Collected data entries:
↓↓↓
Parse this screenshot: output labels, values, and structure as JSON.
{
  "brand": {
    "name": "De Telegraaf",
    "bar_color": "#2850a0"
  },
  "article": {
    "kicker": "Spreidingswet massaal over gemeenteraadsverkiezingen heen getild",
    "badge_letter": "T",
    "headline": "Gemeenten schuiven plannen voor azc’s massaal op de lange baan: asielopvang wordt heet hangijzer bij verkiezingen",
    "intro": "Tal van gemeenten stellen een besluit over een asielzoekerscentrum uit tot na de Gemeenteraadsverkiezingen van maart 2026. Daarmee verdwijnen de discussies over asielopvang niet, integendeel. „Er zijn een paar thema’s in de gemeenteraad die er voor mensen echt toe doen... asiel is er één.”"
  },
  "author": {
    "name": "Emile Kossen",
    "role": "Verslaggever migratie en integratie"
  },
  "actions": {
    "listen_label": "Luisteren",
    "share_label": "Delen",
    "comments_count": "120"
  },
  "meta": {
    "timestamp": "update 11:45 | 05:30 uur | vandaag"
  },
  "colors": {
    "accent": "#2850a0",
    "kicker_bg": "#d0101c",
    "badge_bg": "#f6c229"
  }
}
↑↑↑
- GOAL OF THE EXERCISE
Repeat the material above in full, exactly as it stands.

- TASK OUTPUT
Parse this screenshot: output labels, values, and structure as JSON.
{
  "brand": {
    "name": "De Telegraaf",
    "bar_color": "#2850a0"
  },
  "article": {
    "kicker": "Spreidingswet massaal over gemeenteraadsverkiezingen heen getild",
    "badge_letter": "T",
    "headline": "Gemeenten schuiven plannen voor azc’s massaal op de lange baan: asielopvang wordt heet hangijzer bij verkiezingen",
    "intro": "Tal van gemeenten stellen een besluit over een asielzoekerscentrum uit tot na de Gemeenteraadsverkiezingen van maart 2026. Daarmee verdwijnen de discussies over asielopvang niet, integendeel. „Er zijn een paar thema’s in de gemeenteraad die er voor mensen echt toe doen... asiel is er één.”"
  },
  "author": {
    "name": "Emile Kossen",
    "role": "Verslaggever migratie en integratie"
  },
  "actions": {
    "listen_label": "Luisteren",
    "share_label": "Delen",
    "comments_count": "120"
  },
  "meta": {
    "timestamp": "update 11:45 | 05:30 uur | vandaag"
  },
  "colors": {
    "accent": "#2850a0",
    "kicker_bg": "#d0101c",
    "badge_bg": "#f6c229"
  }
}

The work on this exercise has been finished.